:: SET PROBLEM ::
Retype each record shown below, leaving every character as it is.

:: Saved data entries ::
-- Start --
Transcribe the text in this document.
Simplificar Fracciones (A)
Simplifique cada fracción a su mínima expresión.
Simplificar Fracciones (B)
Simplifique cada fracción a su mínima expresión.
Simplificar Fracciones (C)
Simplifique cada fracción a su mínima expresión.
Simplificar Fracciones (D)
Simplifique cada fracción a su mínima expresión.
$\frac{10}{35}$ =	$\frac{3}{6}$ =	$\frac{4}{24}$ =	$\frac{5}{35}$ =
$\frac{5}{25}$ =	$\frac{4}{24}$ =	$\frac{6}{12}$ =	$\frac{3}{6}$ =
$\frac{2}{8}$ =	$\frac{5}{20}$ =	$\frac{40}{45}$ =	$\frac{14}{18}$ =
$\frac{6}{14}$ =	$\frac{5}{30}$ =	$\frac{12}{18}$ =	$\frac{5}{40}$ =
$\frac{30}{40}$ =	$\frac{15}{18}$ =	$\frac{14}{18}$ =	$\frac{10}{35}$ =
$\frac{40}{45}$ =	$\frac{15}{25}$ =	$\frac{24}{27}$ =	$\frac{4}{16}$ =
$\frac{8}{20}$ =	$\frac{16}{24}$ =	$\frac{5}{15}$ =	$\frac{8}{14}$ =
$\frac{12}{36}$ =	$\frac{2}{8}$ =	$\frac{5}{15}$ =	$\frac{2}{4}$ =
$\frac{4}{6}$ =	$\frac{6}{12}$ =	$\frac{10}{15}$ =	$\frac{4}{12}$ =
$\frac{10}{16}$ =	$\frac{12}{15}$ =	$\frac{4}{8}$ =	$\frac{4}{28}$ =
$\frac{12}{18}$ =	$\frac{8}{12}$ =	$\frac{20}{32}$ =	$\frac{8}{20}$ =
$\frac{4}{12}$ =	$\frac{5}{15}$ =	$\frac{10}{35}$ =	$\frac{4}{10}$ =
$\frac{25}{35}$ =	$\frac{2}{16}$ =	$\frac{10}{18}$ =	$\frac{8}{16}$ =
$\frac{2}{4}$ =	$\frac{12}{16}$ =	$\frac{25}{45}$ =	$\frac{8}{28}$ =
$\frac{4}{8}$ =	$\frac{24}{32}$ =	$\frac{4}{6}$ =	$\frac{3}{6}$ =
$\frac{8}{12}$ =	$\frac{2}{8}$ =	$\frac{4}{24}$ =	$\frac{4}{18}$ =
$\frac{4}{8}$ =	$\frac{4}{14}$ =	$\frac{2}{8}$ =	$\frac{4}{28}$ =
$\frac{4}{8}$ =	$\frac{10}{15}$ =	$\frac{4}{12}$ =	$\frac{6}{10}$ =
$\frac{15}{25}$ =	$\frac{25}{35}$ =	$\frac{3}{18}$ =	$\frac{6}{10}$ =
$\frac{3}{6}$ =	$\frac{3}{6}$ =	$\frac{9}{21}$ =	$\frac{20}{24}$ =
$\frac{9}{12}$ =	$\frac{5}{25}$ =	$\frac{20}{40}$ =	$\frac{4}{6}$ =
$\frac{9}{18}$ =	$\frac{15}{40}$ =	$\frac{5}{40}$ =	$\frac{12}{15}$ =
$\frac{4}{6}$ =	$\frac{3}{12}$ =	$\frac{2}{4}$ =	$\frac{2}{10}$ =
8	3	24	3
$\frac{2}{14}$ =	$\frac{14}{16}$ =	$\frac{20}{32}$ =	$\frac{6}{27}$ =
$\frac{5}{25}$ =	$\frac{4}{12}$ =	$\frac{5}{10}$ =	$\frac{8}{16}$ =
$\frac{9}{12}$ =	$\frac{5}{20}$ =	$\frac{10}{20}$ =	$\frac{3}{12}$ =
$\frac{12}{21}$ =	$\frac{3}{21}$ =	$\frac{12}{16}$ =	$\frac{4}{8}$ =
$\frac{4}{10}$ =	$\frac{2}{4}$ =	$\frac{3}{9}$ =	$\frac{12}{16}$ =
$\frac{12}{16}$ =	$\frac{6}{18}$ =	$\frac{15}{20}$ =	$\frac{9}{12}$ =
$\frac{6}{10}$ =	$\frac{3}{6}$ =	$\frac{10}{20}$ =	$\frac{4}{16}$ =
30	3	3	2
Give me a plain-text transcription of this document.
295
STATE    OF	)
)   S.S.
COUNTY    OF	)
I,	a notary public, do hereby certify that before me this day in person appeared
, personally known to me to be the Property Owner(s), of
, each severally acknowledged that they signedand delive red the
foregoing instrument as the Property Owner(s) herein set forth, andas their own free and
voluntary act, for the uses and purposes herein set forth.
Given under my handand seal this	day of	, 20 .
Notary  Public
-- End --
:: IN RESPONSE ::
Transcribe the text in this document.
Simplificar Fracciones (A)
Simplifique cada fracción a su mínima expresión.
Simplificar Fracciones (B)
Simplifique cada fracción a su mínima expresión.
Simplificar Fracciones (C)
Simplifique cada fracción a su mínima expresión.
Simplificar Fracciones (D)
Simplifique cada fracción a su mínima expresión.
$\frac{10}{35}$ =	$\frac{3}{6}$ =	$\frac{4}{24}$ =	$\frac{5}{35}$ =
$\frac{5}{25}$ =	$\frac{4}{24}$ =	$\frac{6}{12}$ =	$\frac{3}{6}$ =
$\frac{2}{8}$ =	$\frac{5}{20}$ =	$\frac{40}{45}$ =	$\frac{14}{18}$ =
$\frac{6}{14}$ =	$\frac{5}{30}$ =	$\frac{12}{18}$ =	$\frac{5}{40}$ =
$\frac{30}{40}$ =	$\frac{15}{18}$ =	$\frac{14}{18}$ =	$\frac{10}{35}$ =
$\frac{40}{45}$ =	$\frac{15}{25}$ =	$\frac{24}{27}$ =	$\frac{4}{16}$ =
$\frac{8}{20}$ =	$\frac{16}{24}$ =	$\frac{5}{15}$ =	$\frac{8}{14}$ =
$\frac{12}{36}$ =	$\frac{2}{8}$ =	$\frac{5}{15}$ =	$\frac{2}{4}$ =
$\frac{4}{6}$ =	$\frac{6}{12}$ =	$\frac{10}{15}$ =	$\frac{4}{12}$ =
$\frac{10}{16}$ =	$\frac{12}{15}$ =	$\frac{4}{8}$ =	$\frac{4}{28}$ =
$\frac{12}{18}$ =	$\frac{8}{12}$ =	$\frac{20}{32}$ =	$\frac{8}{20}$ =
$\frac{4}{12}$ =	$\frac{5}{15}$ =	$\frac{10}{35}$ =	$\frac{4}{10}$ =
$\frac{25}{35}$ =	$\frac{2}{16}$ =	$\frac{10}{18}$ =	$\frac{8}{16}$ =
$\frac{2}{4}$ =	$\frac{12}{16}$ =	$\frac{25}{45}$ =	$\frac{8}{28}$ =
$\frac{4}{8}$ =	$\frac{24}{32}$ =	$\frac{4}{6}$ =	$\frac{3}{6}$ =
$\frac{8}{12}$ =	$\frac{2}{8}$ =	$\frac{4}{24}$ =	$\frac{4}{18}$ =
$\frac{4}{8}$ =	$\frac{4}{14}$ =	$\frac{2}{8}$ =	$\frac{4}{28}$ =
$\frac{4}{8}$ =	$\frac{10}{15}$ =	$\frac{4}{12}$ =	$\frac{6}{10}$ =
$\frac{15}{25}$ =	$\frac{25}{35}$ =	$\frac{3}{18}$ =	$\frac{6}{10}$ =
$\frac{3}{6}$ =	$\frac{3}{6}$ =	$\frac{9}{21}$ =	$\frac{20}{24}$ =
$\frac{9}{12}$ =	$\frac{5}{25}$ =	$\frac{20}{40}$ =	$\frac{4}{6}$ =
$\frac{9}{18}$ =	$\frac{15}{40}$ =	$\frac{5}{40}$ =	$\frac{12}{15}$ =
$\frac{4}{6}$ =	$\frac{3}{12}$ =	$\frac{2}{4}$ =	$\frac{2}{10}$ =
8	3	24	3
$\frac{2}{14}$ =	$\frac{14}{16}$ =	$\frac{20}{32}$ =	$\frac{6}{27}$ =
$\frac{5}{25}$ =	$\frac{4}{12}$ =	$\frac{5}{10}$ =	$\frac{8}{16}$ =
$\frac{9}{12}$ =	$\frac{5}{20}$ =	$\frac{10}{20}$ =	$\frac{3}{12}$ =
$\frac{12}{21}$ =	$\frac{3}{21}$ =	$\frac{12}{16}$ =	$\frac{4}{8}$ =
$\frac{4}{10}$ =	$\frac{2}{4}$ =	$\frac{3}{9}$ =	$\frac{12}{16}$ =
$\frac{12}{16}$ =	$\frac{6}{18}$ =	$\frac{15}{20}$ =	$\frac{9}{12}$ =
$\frac{6}{10}$ =	$\frac{3}{6}$ =	$\frac{10}{20}$ =	$\frac{4}{16}$ =
30	3	3	2
Give me a plain-text transcription of this document.
295
STATE    OF	)
)   S.S.
COUNTY    OF	)
I,	a notary public, do hereby certify that before me this day in person appeared
, personally known to me to be the Property Owner(s), of
, each severally acknowledged that they signedand delive red the
foregoing instrument as the Property Owner(s) herein set forth, andas their own free and
voluntary act, for the uses and purposes herein set forth.
Given under my handand seal this	day of	, 20 .
Notary  Public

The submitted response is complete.